> [Exercise task] Reproduce the records that follow in full, excluding any picture they contain.

## BEGIN Extracted material

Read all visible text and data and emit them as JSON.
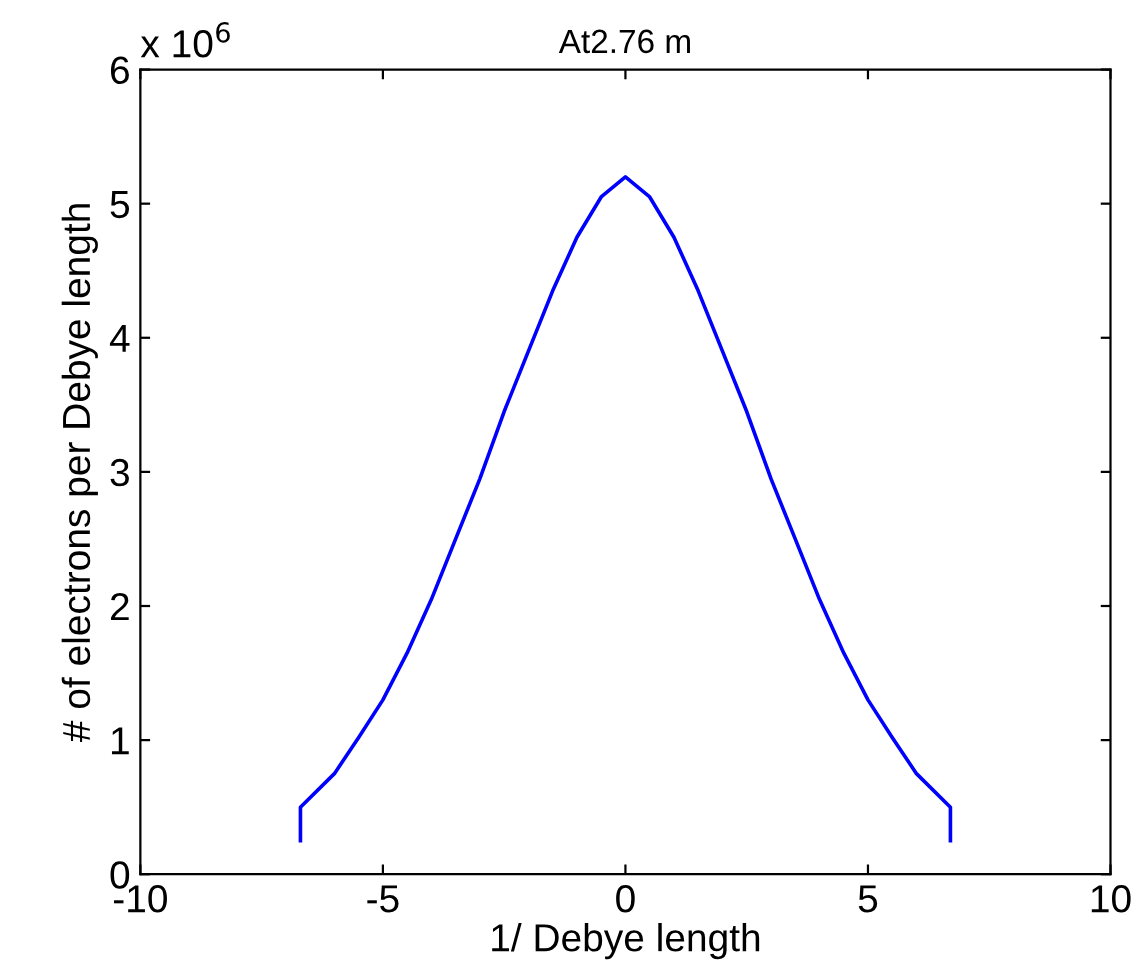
{
  "chart_data": {
    "type": "line",
    "title": "At2.76 m",
    "xlabel": "1/ Debye length",
    "ylabel": "# of electrons per Debye length",
    "annotations": [
      "x 10$^{6}$"
    ],
    "series": [
      {
        "color": "#0000ff",
        "x": [
          -6.7,
          -6.7,
          -6,
          -5.5,
          -5,
          -4.5,
          -4,
          -3.5,
          -3,
          -2.5,
          -2,
          -1.5,
          -1,
          -0.5,
          0,
          0.5,
          1,
          1.5,
          2,
          2.5,
          3,
          3.5,
          4,
          4.5,
          5,
          5.5,
          6,
          6.7,
          6.7
        ],
        "values": [
          0.25,
          0.5,
          0.75,
          1.02,
          1.3,
          1.65,
          2.05,
          2.5,
          2.95,
          3.45,
          3.9,
          4.35,
          4.75,
          5.05,
          5.2,
          5.05,
          4.75,
          4.35,
          3.9,
          3.45,
          2.95,
          2.5,
          2.05,
          1.65,
          1.3,
          1.02,
          0.75,
          0.5,
          0.25
        ]
      }
    ],
    "xlim": [
      -10,
      10
    ],
    "ylim": [
      0,
      6
    ],
    "xticks": [
      -10,
      -5,
      0,
      5,
      10
    ],
    "yticks": [
      0,
      1,
      2,
      3,
      4,
      5,
      6
    ],
    "grid": false,
    "legend": false,
    "marker": "none",
    "line_style": "solid"
  }
}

## END Extracted material

> [Response below]
Read all visible text and data and emit them as JSON.
{
  "chart_data": {
    "type": "line",
    "title": "At2.76 m",
    "xlabel": "1/ Debye length",
    "ylabel": "# of electrons per Debye length",
    "annotations": [
      "x 10$^{6}$"
    ],
    "series": [
      {
        "color": "#0000ff",
        "x": [
          -6.7,
          -6.7,
          -6,
          -5.5,
          -5,
          -4.5,
          -4,
          -3.5,
          -3,
          -2.5,
          -2,
          -1.5,
          -1,
          -0.5,
          0,
          0.5,
          1,
          1.5,
          2,
          2.5,
          3,
          3.5,
          4,
          4.5,
          5,
          5.5,
          6,
          6.7,
          6.7
        ],
        "values": [
          0.25,
          0.5,
          0.75,
          1.02,
          1.3,
          1.65,
          2.05,
          2.5,
          2.95,
          3.45,
          3.9,
          4.35,
          4.75,
          5.05,
          5.2,
          5.05,
          4.75,
          4.35,
          3.9,
          3.45,
          2.95,
          2.5,
          2.05,
          1.65,
          1.3,
          1.02,
          0.75,
          0.5,
          0.25
        ]
      }
    ],
    "xlim": [
      -10,
      10
    ],
    "ylim": [
      0,
      6
    ],
    "xticks": [
      -10,
      -5,
      0,
      5,
      10
    ],
    "yticks": [
      0,
      1,
      2,
      3,
      4,
      5,
      6
    ],
    "grid": false,
    "legend": false,
    "marker": "none",
    "line_style": "solid"
  }
}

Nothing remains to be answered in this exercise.